**Task directions**
From the records below, give the number of lines that include the word "stars". Add no other words.

#####

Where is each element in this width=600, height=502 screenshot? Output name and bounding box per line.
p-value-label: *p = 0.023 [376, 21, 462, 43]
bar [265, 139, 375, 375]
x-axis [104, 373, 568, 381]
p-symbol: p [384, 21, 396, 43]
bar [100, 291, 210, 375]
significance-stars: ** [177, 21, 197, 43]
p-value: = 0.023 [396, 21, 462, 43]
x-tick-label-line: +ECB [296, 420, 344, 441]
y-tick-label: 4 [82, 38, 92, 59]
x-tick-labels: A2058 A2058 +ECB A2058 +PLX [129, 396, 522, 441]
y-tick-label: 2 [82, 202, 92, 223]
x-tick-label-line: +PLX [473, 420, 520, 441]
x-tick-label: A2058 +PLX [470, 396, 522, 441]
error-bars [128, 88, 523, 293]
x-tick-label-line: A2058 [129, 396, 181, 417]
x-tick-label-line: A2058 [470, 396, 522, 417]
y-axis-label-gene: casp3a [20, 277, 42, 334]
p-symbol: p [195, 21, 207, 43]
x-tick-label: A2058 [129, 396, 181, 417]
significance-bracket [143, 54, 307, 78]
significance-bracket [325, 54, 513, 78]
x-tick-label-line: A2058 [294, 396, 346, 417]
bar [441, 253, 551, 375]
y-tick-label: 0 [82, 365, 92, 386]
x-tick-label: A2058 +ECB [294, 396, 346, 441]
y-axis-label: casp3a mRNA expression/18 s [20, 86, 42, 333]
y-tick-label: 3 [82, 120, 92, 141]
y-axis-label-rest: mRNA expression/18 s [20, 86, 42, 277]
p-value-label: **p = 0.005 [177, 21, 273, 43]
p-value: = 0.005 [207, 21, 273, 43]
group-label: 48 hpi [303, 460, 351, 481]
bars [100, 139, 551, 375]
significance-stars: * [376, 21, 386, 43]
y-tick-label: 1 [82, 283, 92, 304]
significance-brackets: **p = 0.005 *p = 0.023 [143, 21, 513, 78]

#####

**Result for this exercise**
2